- PROBLEM REQUIREMENTS
Transcribe the records below exactly as they appear.

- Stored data
== == ==

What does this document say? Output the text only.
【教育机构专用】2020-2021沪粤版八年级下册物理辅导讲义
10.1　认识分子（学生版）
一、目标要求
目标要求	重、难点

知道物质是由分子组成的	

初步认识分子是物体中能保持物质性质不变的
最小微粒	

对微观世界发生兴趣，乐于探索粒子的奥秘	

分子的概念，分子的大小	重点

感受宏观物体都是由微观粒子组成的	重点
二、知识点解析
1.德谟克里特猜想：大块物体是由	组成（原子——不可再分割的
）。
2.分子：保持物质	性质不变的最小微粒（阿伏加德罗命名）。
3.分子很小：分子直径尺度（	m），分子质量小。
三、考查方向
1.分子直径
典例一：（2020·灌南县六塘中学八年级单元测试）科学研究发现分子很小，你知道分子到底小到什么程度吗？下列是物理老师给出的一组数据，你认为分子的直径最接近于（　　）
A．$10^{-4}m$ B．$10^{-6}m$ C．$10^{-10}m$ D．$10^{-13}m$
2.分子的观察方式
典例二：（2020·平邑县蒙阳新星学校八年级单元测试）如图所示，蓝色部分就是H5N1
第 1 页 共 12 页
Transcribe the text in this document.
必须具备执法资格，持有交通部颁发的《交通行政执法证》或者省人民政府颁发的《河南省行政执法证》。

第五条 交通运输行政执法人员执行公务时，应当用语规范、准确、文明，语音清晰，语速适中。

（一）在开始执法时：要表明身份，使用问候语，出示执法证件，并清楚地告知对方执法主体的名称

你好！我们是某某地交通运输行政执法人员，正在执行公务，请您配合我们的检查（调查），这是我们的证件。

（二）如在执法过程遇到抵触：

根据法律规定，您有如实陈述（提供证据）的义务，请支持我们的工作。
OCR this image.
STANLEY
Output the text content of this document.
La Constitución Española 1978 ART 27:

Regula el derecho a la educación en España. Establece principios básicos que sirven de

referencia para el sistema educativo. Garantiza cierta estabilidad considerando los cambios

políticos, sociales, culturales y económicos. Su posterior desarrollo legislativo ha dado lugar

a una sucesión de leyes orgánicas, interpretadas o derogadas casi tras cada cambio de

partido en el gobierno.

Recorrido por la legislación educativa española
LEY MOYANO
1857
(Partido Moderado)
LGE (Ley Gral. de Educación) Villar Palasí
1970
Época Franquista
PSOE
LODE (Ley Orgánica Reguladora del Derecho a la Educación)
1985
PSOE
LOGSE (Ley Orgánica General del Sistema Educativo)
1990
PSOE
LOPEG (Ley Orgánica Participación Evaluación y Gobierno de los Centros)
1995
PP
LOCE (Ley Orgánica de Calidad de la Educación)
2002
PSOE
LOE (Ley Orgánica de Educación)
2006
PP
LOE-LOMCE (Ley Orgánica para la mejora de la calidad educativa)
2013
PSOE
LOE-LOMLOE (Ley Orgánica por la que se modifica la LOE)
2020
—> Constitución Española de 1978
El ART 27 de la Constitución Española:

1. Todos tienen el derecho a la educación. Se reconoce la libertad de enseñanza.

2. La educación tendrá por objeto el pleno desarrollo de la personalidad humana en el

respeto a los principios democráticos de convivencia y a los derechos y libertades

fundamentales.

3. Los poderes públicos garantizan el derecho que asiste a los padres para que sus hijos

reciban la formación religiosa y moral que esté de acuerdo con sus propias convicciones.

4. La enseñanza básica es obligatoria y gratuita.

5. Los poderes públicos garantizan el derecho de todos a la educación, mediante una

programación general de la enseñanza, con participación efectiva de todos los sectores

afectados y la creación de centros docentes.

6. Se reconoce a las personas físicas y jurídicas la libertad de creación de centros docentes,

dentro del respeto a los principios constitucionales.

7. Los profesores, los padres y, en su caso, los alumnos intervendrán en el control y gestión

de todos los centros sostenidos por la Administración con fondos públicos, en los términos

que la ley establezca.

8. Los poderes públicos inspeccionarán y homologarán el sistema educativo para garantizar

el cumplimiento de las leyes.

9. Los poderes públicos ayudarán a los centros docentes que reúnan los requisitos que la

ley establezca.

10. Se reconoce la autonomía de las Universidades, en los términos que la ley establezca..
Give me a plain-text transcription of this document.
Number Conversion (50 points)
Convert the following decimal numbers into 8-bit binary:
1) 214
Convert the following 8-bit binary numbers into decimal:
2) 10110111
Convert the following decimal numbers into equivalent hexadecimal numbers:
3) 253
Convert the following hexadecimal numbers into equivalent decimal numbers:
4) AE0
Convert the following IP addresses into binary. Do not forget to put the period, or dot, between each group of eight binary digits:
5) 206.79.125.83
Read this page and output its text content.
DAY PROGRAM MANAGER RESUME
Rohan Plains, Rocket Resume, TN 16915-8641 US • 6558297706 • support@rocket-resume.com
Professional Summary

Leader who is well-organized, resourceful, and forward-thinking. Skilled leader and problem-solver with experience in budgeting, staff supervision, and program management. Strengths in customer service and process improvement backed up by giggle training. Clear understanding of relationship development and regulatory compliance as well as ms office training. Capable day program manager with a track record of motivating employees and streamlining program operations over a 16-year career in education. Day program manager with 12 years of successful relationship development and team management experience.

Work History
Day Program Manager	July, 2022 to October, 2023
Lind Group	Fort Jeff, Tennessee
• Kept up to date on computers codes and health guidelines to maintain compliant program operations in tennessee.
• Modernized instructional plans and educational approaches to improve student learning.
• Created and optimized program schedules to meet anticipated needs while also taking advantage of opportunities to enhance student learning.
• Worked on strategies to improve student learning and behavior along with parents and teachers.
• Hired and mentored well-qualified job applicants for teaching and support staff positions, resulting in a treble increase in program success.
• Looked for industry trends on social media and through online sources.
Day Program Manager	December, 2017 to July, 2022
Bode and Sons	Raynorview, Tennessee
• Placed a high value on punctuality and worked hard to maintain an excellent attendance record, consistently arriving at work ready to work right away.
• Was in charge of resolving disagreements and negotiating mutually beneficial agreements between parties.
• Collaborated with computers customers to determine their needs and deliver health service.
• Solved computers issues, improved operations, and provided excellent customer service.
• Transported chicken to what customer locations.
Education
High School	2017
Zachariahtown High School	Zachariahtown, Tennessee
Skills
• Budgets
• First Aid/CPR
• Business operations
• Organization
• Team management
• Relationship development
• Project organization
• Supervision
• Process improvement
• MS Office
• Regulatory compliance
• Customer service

== == ==

- EXERCISE ANSWER
What does this document say? Output the text only.
【教育机构专用】2020-2021沪粤版八年级下册物理辅导讲义
10.1　认识分子（学生版）
一、目标要求
目标要求	重、难点

知道物质是由分子组成的	

初步认识分子是物体中能保持物质性质不变的
最小微粒	

对微观世界发生兴趣，乐于探索粒子的奥秘	

分子的概念，分子的大小	重点

感受宏观物体都是由微观粒子组成的	重点
二、知识点解析
1.德谟克里特猜想：大块物体是由	组成（原子——不可再分割的
）。
2.分子：保持物质	性质不变的最小微粒（阿伏加德罗命名）。
3.分子很小：分子直径尺度（	m），分子质量小。
三、考查方向
1.分子直径
典例一：（2020·灌南县六塘中学八年级单元测试）科学研究发现分子很小，你知道分子到底小到什么程度吗？下列是物理老师给出的一组数据，你认为分子的直径最接近于（　　）
A．$10^{-4}m$ B．$10^{-6}m$ C．$10^{-10}m$ D．$10^{-13}m$
2.分子的观察方式
典例二：（2020·平邑县蒙阳新星学校八年级单元测试）如图所示，蓝色部分就是H5N1
第 1 页 共 12 页
Transcribe the text in this document.
必须具备执法资格，持有交通部颁发的《交通行政执法证》或者省人民政府颁发的《河南省行政执法证》。

第五条 交通运输行政执法人员执行公务时，应当用语规范、准确、文明，语音清晰，语速适中。

（一）在开始执法时：要表明身份，使用问候语，出示执法证件，并清楚地告知对方执法主体的名称

你好！我们是某某地交通运输行政执法人员，正在执行公务，请您配合我们的检查（调查），这是我们的证件。

（二）如在执法过程遇到抵触：

根据法律规定，您有如实陈述（提供证据）的义务，请支持我们的工作。
OCR this image.
STANLEY
Output the text content of this document.
La Constitución Española 1978 ART 27:

Regula el derecho a la educación en España. Establece principios básicos que sirven de

referencia para el sistema educativo. Garantiza cierta estabilidad considerando los cambios

políticos, sociales, culturales y económicos. Su posterior desarrollo legislativo ha dado lugar

a una sucesión de leyes orgánicas, interpretadas o derogadas casi tras cada cambio de

partido en el gobierno.

Recorrido por la legislación educativa española
LEY MOYANO
1857
(Partido Moderado)
LGE (Ley Gral. de Educación) Villar Palasí
1970
Época Franquista
PSOE
LODE (Ley Orgánica Reguladora del Derecho a la Educación)
1985
PSOE
LOGSE (Ley Orgánica General del Sistema Educativo)
1990
PSOE
LOPEG (Ley Orgánica Participación Evaluación y Gobierno de los Centros)
1995
PP
LOCE (Ley Orgánica de Calidad de la Educación)
2002
PSOE
LOE (Ley Orgánica de Educación)
2006
PP
LOE-LOMCE (Ley Orgánica para la mejora de la calidad educativa)
2013
PSOE
LOE-LOMLOE (Ley Orgánica por la que se modifica la LOE)
2020
—> Constitución Española de 1978
El ART 27 de la Constitución Española:

1. Todos tienen el derecho a la educación. Se reconoce la libertad de enseñanza.

2. La educación tendrá por objeto el pleno desarrollo de la personalidad humana en el

respeto a los principios democráticos de convivencia y a los derechos y libertades

fundamentales.

3. Los poderes públicos garantizan el derecho que asiste a los padres para que sus hijos

reciban la formación religiosa y moral que esté de acuerdo con sus propias convicciones.

4. La enseñanza básica es obligatoria y gratuita.

5. Los poderes públicos garantizan el derecho de todos a la educación, mediante una

programación general de la enseñanza, con participación efectiva de todos los sectores

afectados y la creación de centros docentes.

6. Se reconoce a las personas físicas y jurídicas la libertad de creación de centros docentes,

dentro del respeto a los principios constitucionales.

7. Los profesores, los padres y, en su caso, los alumnos intervendrán en el control y gestión

de todos los centros sostenidos por la Administración con fondos públicos, en los términos

que la ley establezca.

8. Los poderes públicos inspeccionarán y homologarán el sistema educativo para garantizar

el cumplimiento de las leyes.

9. Los poderes públicos ayudarán a los centros docentes que reúnan los requisitos que la

ley establezca.

10. Se reconoce la autonomía de las Universidades, en los términos que la ley establezca..
Give me a plain-text transcription of this document.
Number Conversion (50 points)
Convert the following decimal numbers into 8-bit binary:
1) 214
Convert the following 8-bit binary numbers into decimal:
2) 10110111
Convert the following decimal numbers into equivalent hexadecimal numbers:
3) 253
Convert the following hexadecimal numbers into equivalent decimal numbers:
4) AE0
Convert the following IP addresses into binary. Do not forget to put the period, or dot, between each group of eight binary digits:
5) 206.79.125.83
Read this page and output its text content.
DAY PROGRAM MANAGER RESUME
Rohan Plains, Rocket Resume, TN 16915-8641 US • 6558297706 • support@rocket-resume.com
Professional Summary

Leader who is well-organized, resourceful, and forward-thinking. Skilled leader and problem-solver with experience in budgeting, staff supervision, and program management. Strengths in customer service and process improvement backed up by giggle training. Clear understanding of relationship development and regulatory compliance as well as ms office training. Capable day program manager with a track record of motivating employees and streamlining program operations over a 16-year career in education. Day program manager with 12 years of successful relationship development and team management experience.

Work History
Day Program Manager	July, 2022 to October, 2023
Lind Group	Fort Jeff, Tennessee
• Kept up to date on computers codes and health guidelines to maintain compliant program operations in tennessee.
• Modernized instructional plans and educational approaches to improve student learning.
• Created and optimized program schedules to meet anticipated needs while also taking advantage of opportunities to enhance student learning.
• Worked on strategies to improve student learning and behavior along with parents and teachers.
• Hired and mentored well-qualified job applicants for teaching and support staff positions, resulting in a treble increase in program success.
• Looked for industry trends on social media and through online sources.
Day Program Manager	December, 2017 to July, 2022
Bode and Sons	Raynorview, Tennessee
• Placed a high value on punctuality and worked hard to maintain an excellent attendance record, consistently arriving at work ready to work right away.
• Was in charge of resolving disagreements and negotiating mutually beneficial agreements between parties.
• Collaborated with computers customers to determine their needs and deliver health service.
• Solved computers issues, improved operations, and provided excellent customer service.
• Transported chicken to what customer locations.
Education
High School	2017
Zachariahtown High School	Zachariahtown, Tennessee
Skills
• Budgets
• First Aid/CPR
• Business operations
• Organization
• Team management
• Relationship development
• Project organization
• Supervision
• Process improvement
• MS Office
• Regulatory compliance
• Customer service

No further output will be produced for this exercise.